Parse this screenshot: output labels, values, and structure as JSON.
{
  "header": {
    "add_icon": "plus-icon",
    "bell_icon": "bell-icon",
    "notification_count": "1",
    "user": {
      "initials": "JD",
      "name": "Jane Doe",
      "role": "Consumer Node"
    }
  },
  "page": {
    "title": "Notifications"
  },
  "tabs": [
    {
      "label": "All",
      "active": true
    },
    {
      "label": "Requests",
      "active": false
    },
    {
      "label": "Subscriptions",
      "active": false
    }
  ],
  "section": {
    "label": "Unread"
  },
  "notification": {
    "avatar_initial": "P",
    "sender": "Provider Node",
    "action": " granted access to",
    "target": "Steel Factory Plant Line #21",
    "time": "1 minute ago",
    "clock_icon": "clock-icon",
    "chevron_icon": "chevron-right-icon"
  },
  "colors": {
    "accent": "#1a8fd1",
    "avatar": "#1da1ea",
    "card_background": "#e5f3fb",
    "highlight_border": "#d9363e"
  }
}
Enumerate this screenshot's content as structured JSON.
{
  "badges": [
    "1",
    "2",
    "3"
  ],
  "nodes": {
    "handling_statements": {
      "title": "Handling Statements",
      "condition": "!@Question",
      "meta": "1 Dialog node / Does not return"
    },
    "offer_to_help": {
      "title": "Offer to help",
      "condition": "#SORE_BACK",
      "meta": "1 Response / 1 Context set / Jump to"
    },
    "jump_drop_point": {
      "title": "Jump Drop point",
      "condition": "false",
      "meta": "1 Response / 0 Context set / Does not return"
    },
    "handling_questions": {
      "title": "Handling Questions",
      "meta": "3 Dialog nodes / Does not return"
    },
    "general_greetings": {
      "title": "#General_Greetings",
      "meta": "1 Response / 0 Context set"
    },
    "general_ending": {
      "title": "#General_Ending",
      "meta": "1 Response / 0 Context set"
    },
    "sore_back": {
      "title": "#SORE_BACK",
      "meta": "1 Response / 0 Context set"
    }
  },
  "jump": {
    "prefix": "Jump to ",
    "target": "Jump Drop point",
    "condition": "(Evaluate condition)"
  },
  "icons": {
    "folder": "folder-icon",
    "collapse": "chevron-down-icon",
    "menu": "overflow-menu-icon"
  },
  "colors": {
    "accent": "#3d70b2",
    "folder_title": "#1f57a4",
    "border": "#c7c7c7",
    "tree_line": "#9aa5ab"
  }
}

------------------------------------------------

* YOUR OBJECTIVE
Retype all the material above precisely, with no line left out.

* RESPONSE TO THIS EXERCISE
Parse this screenshot: output labels, values, and structure as JSON.
{
  "header": {
    "add_icon": "plus-icon",
    "bell_icon": "bell-icon",
    "notification_count": "1",
    "user": {
      "initials": "JD",
      "name": "Jane Doe",
      "role": "Consumer Node"
    }
  },
  "page": {
    "title": "Notifications"
  },
  "tabs": [
    {
      "label": "All",
      "active": true
    },
    {
      "label": "Requests",
      "active": false
    },
    {
      "label": "Subscriptions",
      "active": false
    }
  ],
  "section": {
    "label": "Unread"
  },
  "notification": {
    "avatar_initial": "P",
    "sender": "Provider Node",
    "action": " granted access to",
    "target": "Steel Factory Plant Line #21",
    "time": "1 minute ago",
    "clock_icon": "clock-icon",
    "chevron_icon": "chevron-right-icon"
  },
  "colors": {
    "accent": "#1a8fd1",
    "avatar": "#1da1ea",
    "card_background": "#e5f3fb",
    "highlight_border": "#d9363e"
  }
}
Enumerate this screenshot's content as structured JSON.
{
  "badges": [
    "1",
    "2",
    "3"
  ],
  "nodes": {
    "handling_statements": {
      "title": "Handling Statements",
      "condition": "!@Question",
      "meta": "1 Dialog node / Does not return"
    },
    "offer_to_help": {
      "title": "Offer to help",
      "condition": "#SORE_BACK",
      "meta": "1 Response / 1 Context set / Jump to"
    },
    "jump_drop_point": {
      "title": "Jump Drop point",
      "condition": "false",
      "meta": "1 Response / 0 Context set / Does not return"
    },
    "handling_questions": {
      "title": "Handling Questions",
      "meta": "3 Dialog nodes / Does not return"
    },
    "general_greetings": {
      "title": "#General_Greetings",
      "meta": "1 Response / 0 Context set"
    },
    "general_ending": {
      "title": "#General_Ending",
      "meta": "1 Response / 0 Context set"
    },
    "sore_back": {
      "title": "#SORE_BACK",
      "meta": "1 Response / 0 Context set"
    }
  },
  "jump": {
    "prefix": "Jump to ",
    "target": "Jump Drop point",
    "condition": "(Evaluate condition)"
  },
  "icons": {
    "folder": "folder-icon",
    "collapse": "chevron-down-icon",
    "menu": "overflow-menu-icon"
  },
  "colors": {
    "accent": "#3d70b2",
    "folder_title": "#1f57a4",
    "border": "#c7c7c7",
    "tree_line": "#9aa5ab"
  }
}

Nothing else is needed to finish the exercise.